Look for the string "text" in the lines and copy each line that has it.

[Data entries]
--------------------------------------------------
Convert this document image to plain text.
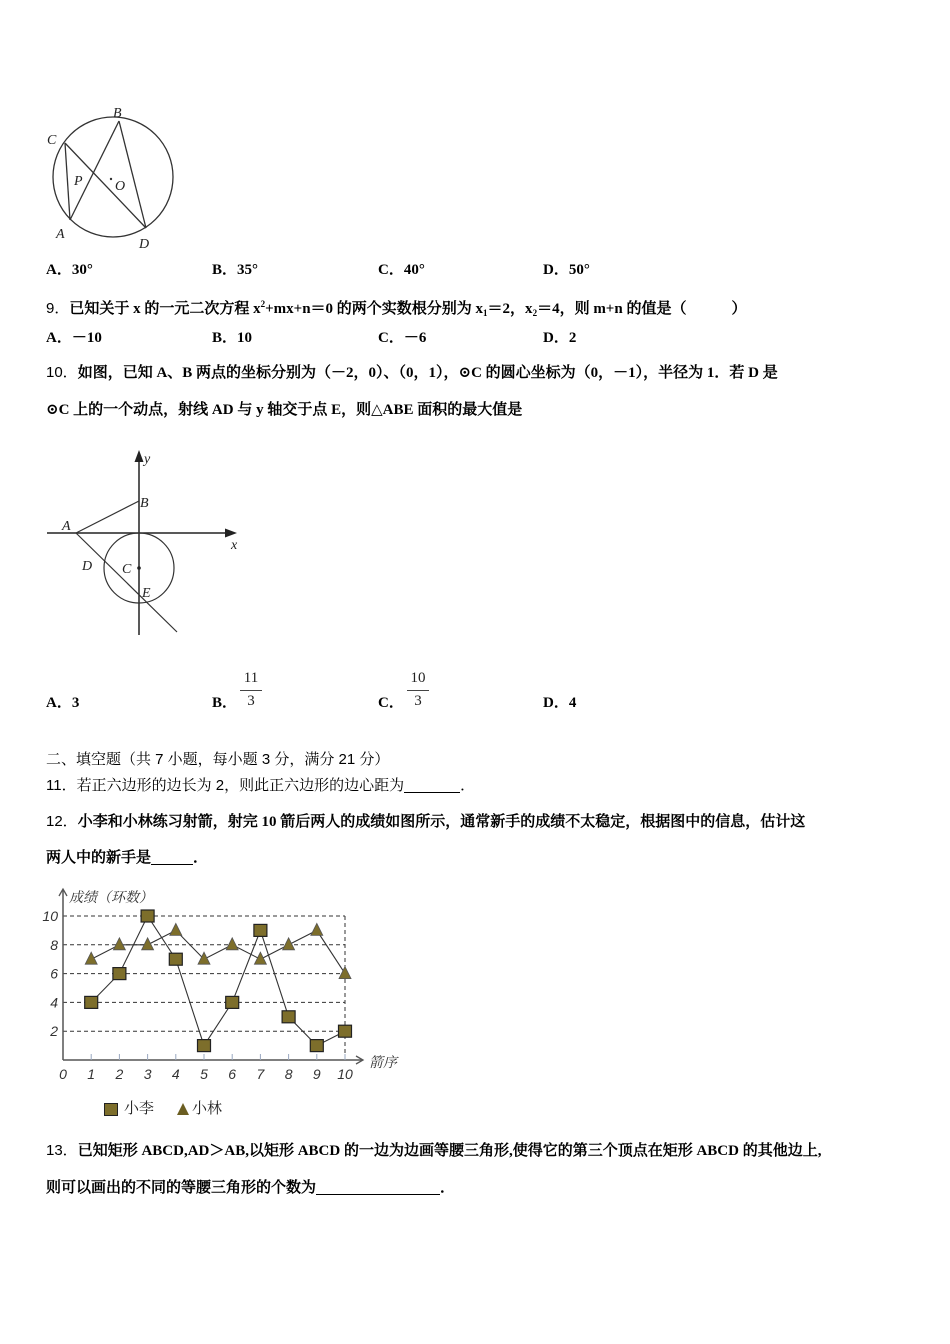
B
C
P O
A
D
A．30°	B．35°	C．40°	D．50°
9．已知关于 x 的一元二次方程 $x^2+mx+n=0$ 的两个实数根分别为 $x_1=2$，$x_2=4$，则 m+n 的值是（　　　）
A．－10	B．10	C．－6	D．2
10．如图，已知 A、B 两点的坐标分别为（－2，0）、（0，1），⊙C 的圆心坐标为（0，－1），半径为 1．若 D 是
⊙C 上的一个动点，射线 AD 与 y 轴交于点 E，则△ABE 面积的最大值是
y
B
A
x
D C
E
A．3	B．
11
3	C．
10
3	D．4
二、填空题（共 7 小题，每小题 3 分，满分 21 分）
11．若正六边形的边长为 2，则此正六边形的边心距为	．
12．小李和小林练习射箭，射完 10 箭后两人的成绩如图所示，通常新手的成绩不太稳定，根据图中的信息，估计这
两人中的新手是	．
2
4
6
8
10
0 1 2 3 4 5 6 7 8 9 10
成绩（环数）
箭序
小李	小林
13．已知矩形 ABCD,AD＞AB,以矩形 ABCD 的一边为边画等腰三角形,使得它的第三个顶点在矩形 ABCD 的其他边上,
则可以画出的不同的等腰三角形的个数为	．
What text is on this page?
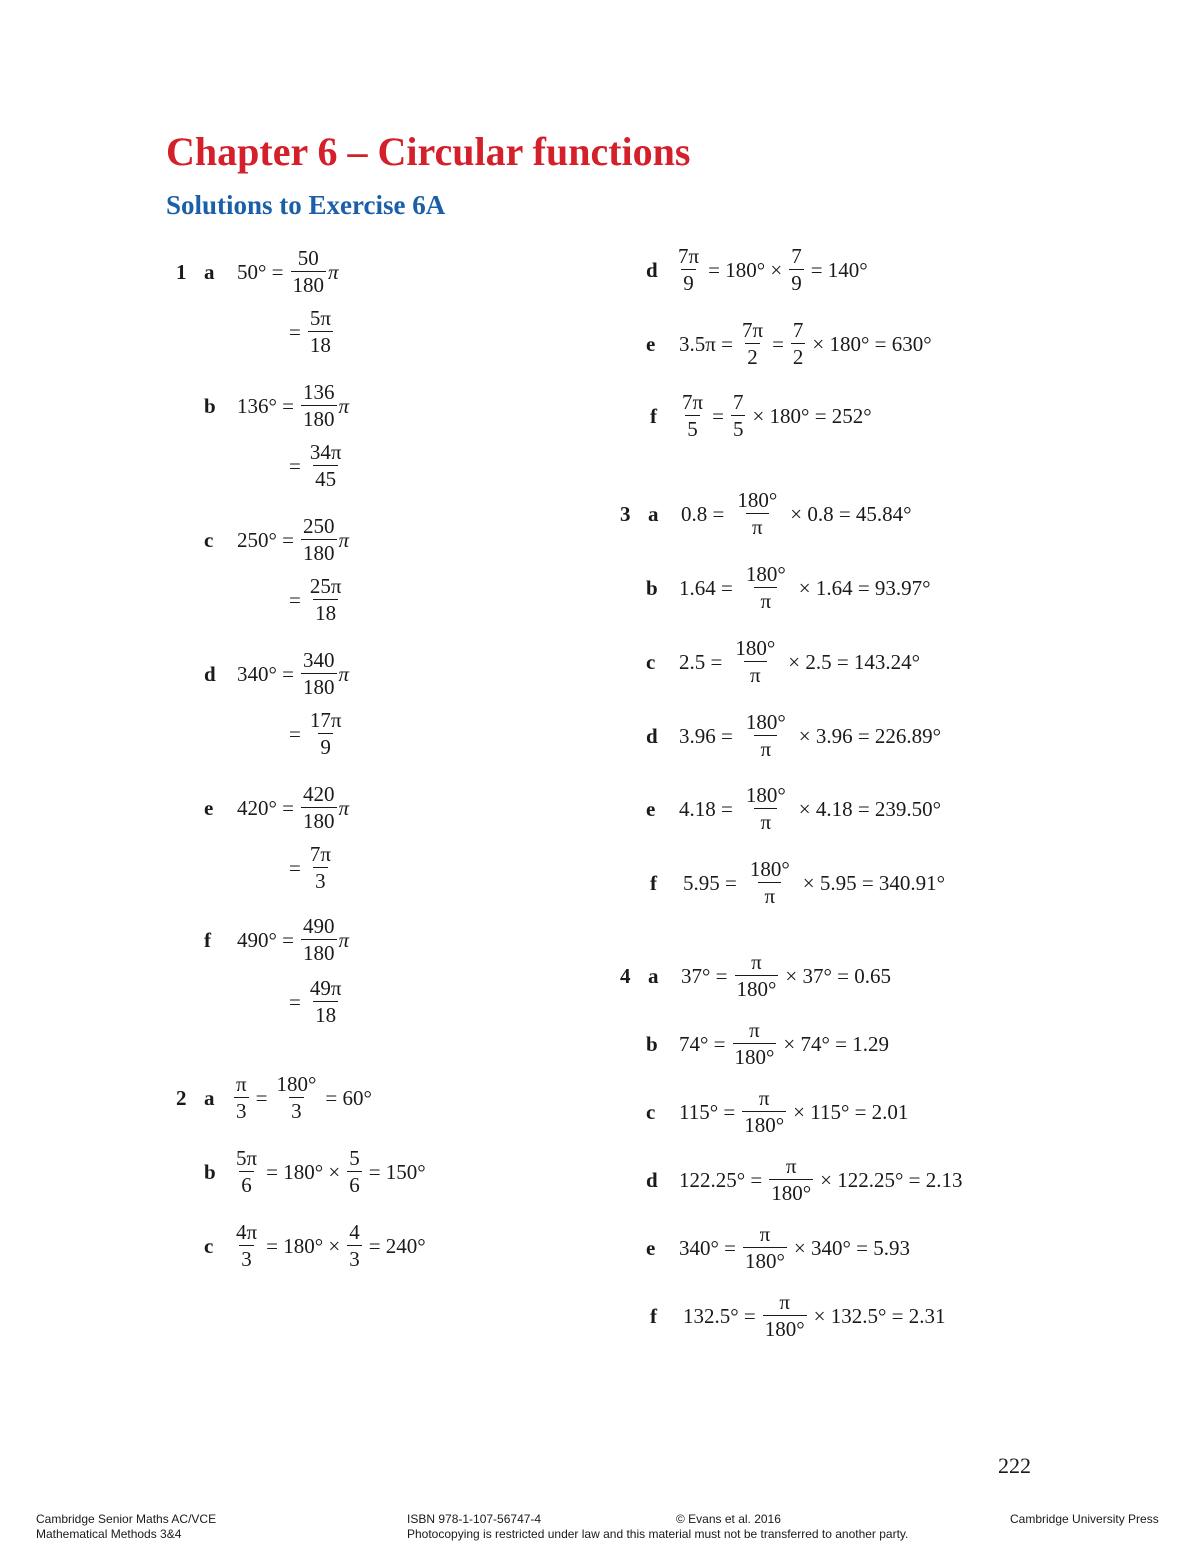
Chapter 6 – Circular functions
Solutions to Exercise 6A
1 a	$50^\circ = \frac{50}{180}$ π
= $\frac{5\pi}{18}$
b	$136^\circ = \frac{136}{180}$ π
= $\frac{34\pi}{45}$
c	$250^\circ = \frac{250}{180}$ π
= $\frac{25\pi}{18}$
d	$340^\circ = \frac{340}{180}$ π
= $\frac{17\pi}{9}$
e	$420^\circ = \frac{420}{180}$ π
= $\frac{7\pi}{3}$
f	$490^\circ = \frac{490}{180}$ π
= $\frac{49\pi}{18}$
2 a $\frac{\pi}{3} = \frac{180^\circ}{3} = 60^\circ$
b $\frac{5\pi}{6} = 180^\circ \times \frac{5}{6} = 150^\circ$
c $\frac{4\pi}{3} = 180^\circ \times \frac{4}{3} = 240^\circ$
d $\frac{7\pi}{9} = 180^\circ \times \frac{7}{9} = 140^\circ$
e	$3.5\pi = \frac{7\pi}{2} = \frac{7}{2} \times 180^\circ = 630^\circ$
f	$\frac{7\pi}{5} = \frac{7}{5} \times 180^\circ = 252^\circ$
3 a	$0.8 = \frac{180^\circ}{\pi} \times 0.8 = 45.84^\circ$
b	$1.64 = \frac{180^\circ}{\pi} \times 1.64 = 93.97^\circ$
c	$2.5 = \frac{180^\circ}{\pi} \times 2.5 = 143.24^\circ$
d	$3.96 = \frac{180^\circ}{\pi} \times 3.96 = 226.89^\circ$
e	$4.18 = \frac{180^\circ}{\pi} \times 4.18 = 239.50^\circ$
f	$5.95 = \frac{180^\circ}{\pi} \times 5.95 = 340.91^\circ$
4 a	$37^\circ = \frac{\pi}{180^\circ} \times 37^\circ = 0.65$
b	$74^\circ = \frac{\pi}{180^\circ} \times 74^\circ = 1.29$
c	$115^\circ = \frac{\pi}{180^\circ} \times 115^\circ = 2.01$
d	$122.25^\circ = \frac{\pi}{180^\circ} \times 122.25^\circ = 2.13$
e	$340^\circ = \frac{\pi}{180^\circ} \times 340^\circ = 5.93$
f	$132.5^\circ = \frac{\pi}{180^\circ} \times 132.5^\circ = 2.31$
222
Cambridge Senior Maths AC/VCE
Mathematical Methods 3&4
ISBN 978-1-107-56747-4
Photocopying is restricted under law and this material must not be transferred to another party.
© Evans et al. 2016	Cambridge University Press
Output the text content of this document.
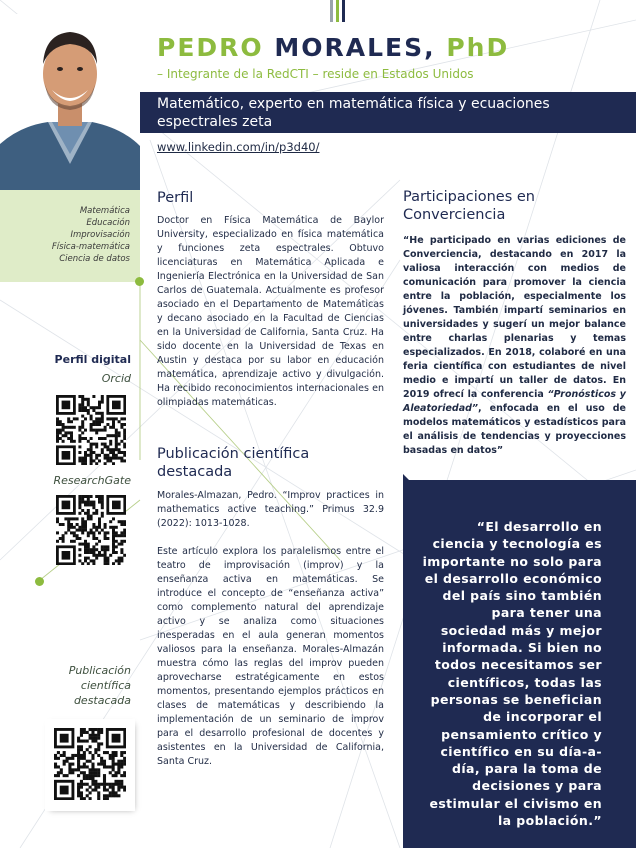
PEDRO MORALES, PhD
– Integrante de la RedCTI – reside en Estados Unidos
Matemático, experto en matemática física y ecuaciones espectrales zeta
www.linkedin.com/in/p3d40/
Matemática
Educación
Improvisación
Física-matemática
Ciencia de datos
Perfil digital
Orcid
ResearchGate
Publicación
científica
destacada
Perfil
Doctor en Física Matemática de Baylor University, especializado en física matemática y funciones zeta espectrales. Obtuvo licenciaturas en Matemática Aplicada e Ingeniería Electrónica en la Universidad de San Carlos de Guatemala. Actualmente es profesor asociado en el Departamento de Matemáticas y decano asociado en la Facultad de Ciencias en la Universidad de California, Santa Cruz. Ha sido docente en la Universidad de Texas en Austin y destaca por su labor en educación matemática, aprendizaje activo y divulgación. Ha recibido reconocimientos internacionales en olimpiadas matemáticas.
Publicación científica destacada
Morales-Almazan, Pedro. “Improv practices in mathematics active teaching.” Primus 32.9 (2022): 1013-1028.
Este artículo explora los paralelismos entre el teatro de improvisación (improv) y la enseñanza activa en matemáticas. Se introduce el concepto de “enseñanza activa” como complemento natural del aprendizaje activo y se analiza como situaciones inesperadas en el aula generan momentos valiosos para la enseñanza. Morales-Almazán muestra cómo las reglas del improv pueden aprovecharse estratégicamente en estos momentos, presentando ejemplos prácticos en clases de matemáticas y describiendo la implementación de un seminario de improv para el desarrollo profesional de docentes y asistentes en la Universidad de California, Santa Cruz.
Participaciones en Converciencia
“He participado en varias ediciones de Converciencia, destacando en 2017 la valiosa interacción con medios de comunicación para promover la ciencia entre la población, especialmente los jóvenes. También impartí seminarios en universidades y sugerí un mejor balance entre charlas plenarias y temas especializados. En 2018, colaboré en una feria científica con estudiantes de nivel medio e impartí un taller de datos. En 2019 ofrecí la conferencia “Pronósticos y Aleatoriedad”, enfocada en el uso de modelos matemáticos y estadísticos para el análisis de tendencias y proyecciones basadas en datos”
“El desarrollo en ciencia y tecnología es importante no solo para el desarrollo económico del país sino también para tener una sociedad más y mejor informada. Si bien no todos necesitamos ser científicos, todas las personas se benefician de incorporar el pensamiento crítico y científico en su día-a-día, para la toma de decisiones y para estimular el civismo en la población.”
--------------------------------------------------
> Written answer:
Convert this document image to plain text.
What text is on this page?
Output the text content of this document.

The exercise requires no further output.